GOAL: Copy out every line of the data exactly.

EXERCISE INPUT:

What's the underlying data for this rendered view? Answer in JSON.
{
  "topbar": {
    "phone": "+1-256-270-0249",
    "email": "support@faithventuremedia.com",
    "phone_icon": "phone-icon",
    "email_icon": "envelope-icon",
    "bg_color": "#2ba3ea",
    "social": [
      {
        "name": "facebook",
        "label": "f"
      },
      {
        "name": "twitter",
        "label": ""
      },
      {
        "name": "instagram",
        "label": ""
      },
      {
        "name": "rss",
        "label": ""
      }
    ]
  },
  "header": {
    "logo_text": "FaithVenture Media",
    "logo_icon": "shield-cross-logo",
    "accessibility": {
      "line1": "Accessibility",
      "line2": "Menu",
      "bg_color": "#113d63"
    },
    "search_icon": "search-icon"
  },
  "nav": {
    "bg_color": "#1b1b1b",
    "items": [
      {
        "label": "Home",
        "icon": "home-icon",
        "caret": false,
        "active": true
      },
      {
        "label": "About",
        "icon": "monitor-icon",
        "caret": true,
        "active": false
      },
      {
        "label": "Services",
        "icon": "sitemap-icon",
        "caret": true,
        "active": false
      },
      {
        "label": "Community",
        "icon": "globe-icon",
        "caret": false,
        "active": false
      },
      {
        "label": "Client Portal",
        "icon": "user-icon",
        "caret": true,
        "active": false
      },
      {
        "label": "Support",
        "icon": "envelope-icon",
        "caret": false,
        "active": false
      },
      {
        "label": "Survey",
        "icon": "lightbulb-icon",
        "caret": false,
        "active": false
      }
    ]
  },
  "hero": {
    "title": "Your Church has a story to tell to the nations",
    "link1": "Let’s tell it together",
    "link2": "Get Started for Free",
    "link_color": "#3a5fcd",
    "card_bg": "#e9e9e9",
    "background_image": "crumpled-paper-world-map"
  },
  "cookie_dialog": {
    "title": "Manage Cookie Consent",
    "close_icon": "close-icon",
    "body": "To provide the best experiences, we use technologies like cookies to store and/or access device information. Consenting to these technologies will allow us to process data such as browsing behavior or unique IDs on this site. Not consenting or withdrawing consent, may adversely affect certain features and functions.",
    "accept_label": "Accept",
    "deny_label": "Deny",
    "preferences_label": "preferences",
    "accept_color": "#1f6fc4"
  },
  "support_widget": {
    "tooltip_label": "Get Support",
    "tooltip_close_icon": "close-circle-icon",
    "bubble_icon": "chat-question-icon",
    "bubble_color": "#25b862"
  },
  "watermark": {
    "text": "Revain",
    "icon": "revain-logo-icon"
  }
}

RESPONSE:
What's the underlying data for this rendered view? Answer in JSON.
{
  "topbar": {
    "phone": "+1-256-270-0249",
    "email": "support@faithventuremedia.com",
    "phone_icon": "phone-icon",
    "email_icon": "envelope-icon",
    "bg_color": "#2ba3ea",
    "social": [
      {
        "name": "facebook",
        "label": "f"
      },
      {
        "name": "twitter",
        "label": ""
      },
      {
        "name": "instagram",
        "label": ""
      },
      {
        "name": "rss",
        "label": ""
      }
    ]
  },
  "header": {
    "logo_text": "FaithVenture Media",
    "logo_icon": "shield-cross-logo",
    "accessibility": {
      "line1": "Accessibility",
      "line2": "Menu",
      "bg_color": "#113d63"
    },
    "search_icon": "search-icon"
  },
  "nav": {
    "bg_color": "#1b1b1b",
    "items": [
      {
        "label": "Home",
        "icon": "home-icon",
        "caret": false,
        "active": true
      },
      {
        "label": "About",
        "icon": "monitor-icon",
        "caret": true,
        "active": false
      },
      {
        "label": "Services",
        "icon": "sitemap-icon",
        "caret": true,
        "active": false
      },
      {
        "label": "Community",
        "icon": "globe-icon",
        "caret": false,
        "active": false
      },
      {
        "label": "Client Portal",
        "icon": "user-icon",
        "caret": true,
        "active": false
      },
      {
        "label": "Support",
        "icon": "envelope-icon",
        "caret": false,
        "active": false
      },
      {
        "label": "Survey",
        "icon": "lightbulb-icon",
        "caret": false,
        "active": false
      }
    ]
  },
  "hero": {
    "title": "Your Church has a story to tell to the nations",
    "link1": "Let’s tell it together",
    "link2": "Get Started for Free",
    "link_color": "#3a5fcd",
    "card_bg": "#e9e9e9",
    "background_image": "crumpled-paper-world-map"
  },
  "cookie_dialog": {
    "title": "Manage Cookie Consent",
    "close_icon": "close-icon",
    "body": "To provide the best experiences, we use technologies like cookies to store and/or access device information. Consenting to these technologies will allow us to process data such as browsing behavior or unique IDs on this site. Not consenting or withdrawing consent, may adversely affect certain features and functions.",
    "accept_label": "Accept",
    "deny_label": "Deny",
    "preferences_label": "preferences",
    "accept_color": "#1f6fc4"
  },
  "support_widget": {
    "tooltip_label": "Get Support",
    "tooltip_close_icon": "close-circle-icon",
    "bubble_icon": "chat-question-icon",
    "bubble_color": "#25b862"
  },
  "watermark": {
    "text": "Revain",
    "icon": "revain-logo-icon"
  }
}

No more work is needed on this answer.